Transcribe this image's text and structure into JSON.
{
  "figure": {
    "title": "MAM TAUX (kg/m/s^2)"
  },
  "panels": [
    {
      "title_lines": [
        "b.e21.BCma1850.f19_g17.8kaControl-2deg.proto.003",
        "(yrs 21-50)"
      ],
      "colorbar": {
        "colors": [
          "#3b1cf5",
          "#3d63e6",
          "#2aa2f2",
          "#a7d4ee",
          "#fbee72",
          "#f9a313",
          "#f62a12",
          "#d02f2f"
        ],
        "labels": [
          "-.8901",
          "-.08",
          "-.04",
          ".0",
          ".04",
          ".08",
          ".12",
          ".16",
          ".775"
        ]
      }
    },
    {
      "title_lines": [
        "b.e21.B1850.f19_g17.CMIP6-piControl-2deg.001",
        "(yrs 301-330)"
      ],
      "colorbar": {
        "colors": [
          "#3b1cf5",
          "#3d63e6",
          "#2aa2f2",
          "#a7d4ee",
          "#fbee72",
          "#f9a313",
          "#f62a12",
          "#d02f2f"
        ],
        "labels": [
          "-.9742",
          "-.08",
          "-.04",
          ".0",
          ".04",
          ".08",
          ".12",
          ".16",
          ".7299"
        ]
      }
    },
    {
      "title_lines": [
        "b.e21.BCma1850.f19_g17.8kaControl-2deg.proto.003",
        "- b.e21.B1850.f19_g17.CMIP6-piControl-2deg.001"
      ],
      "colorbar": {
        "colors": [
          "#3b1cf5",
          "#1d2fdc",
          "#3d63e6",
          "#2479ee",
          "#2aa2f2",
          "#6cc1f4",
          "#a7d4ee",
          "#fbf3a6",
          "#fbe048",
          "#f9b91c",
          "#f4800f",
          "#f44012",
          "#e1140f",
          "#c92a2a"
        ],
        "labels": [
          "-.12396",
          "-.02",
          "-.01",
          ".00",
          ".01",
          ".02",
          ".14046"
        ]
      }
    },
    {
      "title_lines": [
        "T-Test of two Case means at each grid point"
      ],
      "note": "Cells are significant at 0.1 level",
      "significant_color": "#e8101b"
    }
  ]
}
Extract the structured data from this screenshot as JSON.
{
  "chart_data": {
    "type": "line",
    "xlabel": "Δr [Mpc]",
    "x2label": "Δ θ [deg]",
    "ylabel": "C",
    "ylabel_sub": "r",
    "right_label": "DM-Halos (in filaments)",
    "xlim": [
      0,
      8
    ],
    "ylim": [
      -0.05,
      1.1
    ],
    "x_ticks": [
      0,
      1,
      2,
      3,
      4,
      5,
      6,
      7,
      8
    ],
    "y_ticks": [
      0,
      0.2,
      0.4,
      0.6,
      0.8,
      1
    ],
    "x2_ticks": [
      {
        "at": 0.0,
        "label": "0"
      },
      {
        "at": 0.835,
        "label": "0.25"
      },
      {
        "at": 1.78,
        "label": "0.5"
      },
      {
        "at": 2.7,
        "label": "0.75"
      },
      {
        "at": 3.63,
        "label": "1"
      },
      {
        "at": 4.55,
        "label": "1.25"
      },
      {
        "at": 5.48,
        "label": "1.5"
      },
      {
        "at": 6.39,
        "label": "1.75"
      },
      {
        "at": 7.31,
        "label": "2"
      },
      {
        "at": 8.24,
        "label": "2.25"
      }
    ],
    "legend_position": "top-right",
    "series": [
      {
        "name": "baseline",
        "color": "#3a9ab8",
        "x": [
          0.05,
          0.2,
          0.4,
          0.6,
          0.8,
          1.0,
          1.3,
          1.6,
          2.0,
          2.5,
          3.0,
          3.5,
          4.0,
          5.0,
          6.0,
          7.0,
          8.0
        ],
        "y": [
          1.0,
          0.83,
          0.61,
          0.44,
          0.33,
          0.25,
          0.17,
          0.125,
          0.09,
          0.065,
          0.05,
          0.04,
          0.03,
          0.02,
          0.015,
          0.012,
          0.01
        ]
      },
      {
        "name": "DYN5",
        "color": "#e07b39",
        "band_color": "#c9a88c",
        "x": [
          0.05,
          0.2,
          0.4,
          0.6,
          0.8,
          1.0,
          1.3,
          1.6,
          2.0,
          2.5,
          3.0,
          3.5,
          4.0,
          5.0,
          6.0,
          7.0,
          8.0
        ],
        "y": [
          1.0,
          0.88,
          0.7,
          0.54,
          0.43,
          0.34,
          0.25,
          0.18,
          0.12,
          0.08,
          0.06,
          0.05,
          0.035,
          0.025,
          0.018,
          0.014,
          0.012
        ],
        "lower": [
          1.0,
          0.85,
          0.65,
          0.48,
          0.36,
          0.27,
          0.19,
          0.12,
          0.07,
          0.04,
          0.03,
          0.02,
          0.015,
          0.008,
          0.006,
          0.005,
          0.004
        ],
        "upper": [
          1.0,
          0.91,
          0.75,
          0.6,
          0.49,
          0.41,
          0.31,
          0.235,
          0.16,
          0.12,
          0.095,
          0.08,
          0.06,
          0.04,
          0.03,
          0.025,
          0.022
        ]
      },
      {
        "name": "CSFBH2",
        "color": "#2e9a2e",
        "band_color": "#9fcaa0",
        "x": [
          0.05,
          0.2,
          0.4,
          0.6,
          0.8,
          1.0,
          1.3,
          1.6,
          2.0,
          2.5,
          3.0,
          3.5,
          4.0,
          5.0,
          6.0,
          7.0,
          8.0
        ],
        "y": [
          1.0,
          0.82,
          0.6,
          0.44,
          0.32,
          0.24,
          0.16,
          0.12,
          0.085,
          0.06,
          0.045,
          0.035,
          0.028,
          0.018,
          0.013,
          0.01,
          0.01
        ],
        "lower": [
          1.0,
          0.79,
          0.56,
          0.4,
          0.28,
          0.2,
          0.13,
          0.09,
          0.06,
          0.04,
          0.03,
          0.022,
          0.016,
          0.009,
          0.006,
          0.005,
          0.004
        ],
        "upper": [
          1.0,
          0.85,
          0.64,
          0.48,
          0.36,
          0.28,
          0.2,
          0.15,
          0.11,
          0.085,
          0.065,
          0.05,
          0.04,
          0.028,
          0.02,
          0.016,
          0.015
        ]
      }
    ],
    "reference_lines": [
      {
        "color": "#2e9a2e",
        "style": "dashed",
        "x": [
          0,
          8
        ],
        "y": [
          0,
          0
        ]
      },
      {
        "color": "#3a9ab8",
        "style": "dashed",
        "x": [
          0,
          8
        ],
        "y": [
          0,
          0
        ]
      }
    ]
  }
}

Directions for this task
Repeat the data above, word for word.

Reply to the task
Transcribe this image's text and structure into JSON.
{
  "figure": {
    "title": "MAM TAUX (kg/m/s^2)"
  },
  "panels": [
    {
      "title_lines": [
        "b.e21.BCma1850.f19_g17.8kaControl-2deg.proto.003",
        "(yrs 21-50)"
      ],
      "colorbar": {
        "colors": [
          "#3b1cf5",
          "#3d63e6",
          "#2aa2f2",
          "#a7d4ee",
          "#fbee72",
          "#f9a313",
          "#f62a12",
          "#d02f2f"
        ],
        "labels": [
          "-.8901",
          "-.08",
          "-.04",
          ".0",
          ".04",
          ".08",
          ".12",
          ".16",
          ".775"
        ]
      }
    },
    {
      "title_lines": [
        "b.e21.B1850.f19_g17.CMIP6-piControl-2deg.001",
        "(yrs 301-330)"
      ],
      "colorbar": {
        "colors": [
          "#3b1cf5",
          "#3d63e6",
          "#2aa2f2",
          "#a7d4ee",
          "#fbee72",
          "#f9a313",
          "#f62a12",
          "#d02f2f"
        ],
        "labels": [
          "-.9742",
          "-.08",
          "-.04",
          ".0",
          ".04",
          ".08",
          ".12",
          ".16",
          ".7299"
        ]
      }
    },
    {
      "title_lines": [
        "b.e21.BCma1850.f19_g17.8kaControl-2deg.proto.003",
        "- b.e21.B1850.f19_g17.CMIP6-piControl-2deg.001"
      ],
      "colorbar": {
        "colors": [
          "#3b1cf5",
          "#1d2fdc",
          "#3d63e6",
          "#2479ee",
          "#2aa2f2",
          "#6cc1f4",
          "#a7d4ee",
          "#fbf3a6",
          "#fbe048",
          "#f9b91c",
          "#f4800f",
          "#f44012",
          "#e1140f",
          "#c92a2a"
        ],
        "labels": [
          "-.12396",
          "-.02",
          "-.01",
          ".00",
          ".01",
          ".02",
          ".14046"
        ]
      }
    },
    {
      "title_lines": [
        "T-Test of two Case means at each grid point"
      ],
      "note": "Cells are significant at 0.1 level",
      "significant_color": "#e8101b"
    }
  ]
}
Extract the structured data from this screenshot as JSON.
{
  "chart_data": {
    "type": "line",
    "xlabel": "Δr [Mpc]",
    "x2label": "Δ θ [deg]",
    "ylabel": "C",
    "ylabel_sub": "r",
    "right_label": "DM-Halos (in filaments)",
    "xlim": [
      0,
      8
    ],
    "ylim": [
      -0.05,
      1.1
    ],
    "x_ticks": [
      0,
      1,
      2,
      3,
      4,
      5,
      6,
      7,
      8
    ],
    "y_ticks": [
      0,
      0.2,
      0.4,
      0.6,
      0.8,
      1
    ],
    "x2_ticks": [
      {
        "at": 0.0,
        "label": "0"
      },
      {
        "at": 0.835,
        "label": "0.25"
      },
      {
        "at": 1.78,
        "label": "0.5"
      },
      {
        "at": 2.7,
        "label": "0.75"
      },
      {
        "at": 3.63,
        "label": "1"
      },
      {
        "at": 4.55,
        "label": "1.25"
      },
      {
        "at": 5.48,
        "label": "1.5"
      },
      {
        "at": 6.39,
        "label": "1.75"
      },
      {
        "at": 7.31,
        "label": "2"
      },
      {
        "at": 8.24,
        "label": "2.25"
      }
    ],
    "legend_position": "top-right",
    "series": [
      {
        "name": "baseline",
        "color": "#3a9ab8",
        "x": [
          0.05,
          0.2,
          0.4,
          0.6,
          0.8,
          1.0,
          1.3,
          1.6,
          2.0,
          2.5,
          3.0,
          3.5,
          4.0,
          5.0,
          6.0,
          7.0,
          8.0
        ],
        "y": [
          1.0,
          0.83,
          0.61,
          0.44,
          0.33,
          0.25,
          0.17,
          0.125,
          0.09,
          0.065,
          0.05,
          0.04,
          0.03,
          0.02,
          0.015,
          0.012,
          0.01
        ]
      },
      {
        "name": "DYN5",
        "color": "#e07b39",
        "band_color": "#c9a88c",
        "x": [
          0.05,
          0.2,
          0.4,
          0.6,
          0.8,
          1.0,
          1.3,
          1.6,
          2.0,
          2.5,
          3.0,
          3.5,
          4.0,
          5.0,
          6.0,
          7.0,
          8.0
        ],
        "y": [
          1.0,
          0.88,
          0.7,
          0.54,
          0.43,
          0.34,
          0.25,
          0.18,
          0.12,
          0.08,
          0.06,
          0.05,
          0.035,
          0.025,
          0.018,
          0.014,
          0.012
        ],
        "lower": [
          1.0,
          0.85,
          0.65,
          0.48,
          0.36,
          0.27,
          0.19,
          0.12,
          0.07,
          0.04,
          0.03,
          0.02,
          0.015,
          0.008,
          0.006,
          0.005,
          0.004
        ],
        "upper": [
          1.0,
          0.91,
          0.75,
          0.6,
          0.49,
          0.41,
          0.31,
          0.235,
          0.16,
          0.12,
          0.095,
          0.08,
          0.06,
          0.04,
          0.03,
          0.025,
          0.022
        ]
      },
      {
        "name": "CSFBH2",
        "color": "#2e9a2e",
        "band_color": "#9fcaa0",
        "x": [
          0.05,
          0.2,
          0.4,
          0.6,
          0.8,
          1.0,
          1.3,
          1.6,
          2.0,
          2.5,
          3.0,
          3.5,
          4.0,
          5.0,
          6.0,
          7.0,
          8.0
        ],
        "y": [
          1.0,
          0.82,
          0.6,
          0.44,
          0.32,
          0.24,
          0.16,
          0.12,
          0.085,
          0.06,
          0.045,
          0.035,
          0.028,
          0.018,
          0.013,
          0.01,
          0.01
        ],
        "lower": [
          1.0,
          0.79,
          0.56,
          0.4,
          0.28,
          0.2,
          0.13,
          0.09,
          0.06,
          0.04,
          0.03,
          0.022,
          0.016,
          0.009,
          0.006,
          0.005,
          0.004
        ],
        "upper": [
          1.0,
          0.85,
          0.64,
          0.48,
          0.36,
          0.28,
          0.2,
          0.15,
          0.11,
          0.085,
          0.065,
          0.05,
          0.04,
          0.028,
          0.02,
          0.016,
          0.015
        ]
      }
    ],
    "reference_lines": [
      {
        "color": "#2e9a2e",
        "style": "dashed",
        "x": [
          0,
          8
        ],
        "y": [
          0,
          0
        ]
      },
      {
        "color": "#3a9ab8",
        "style": "dashed",
        "x": [
          0,
          8
        ],
        "y": [
          0,
          0
        ]
      }
    ]
  }
}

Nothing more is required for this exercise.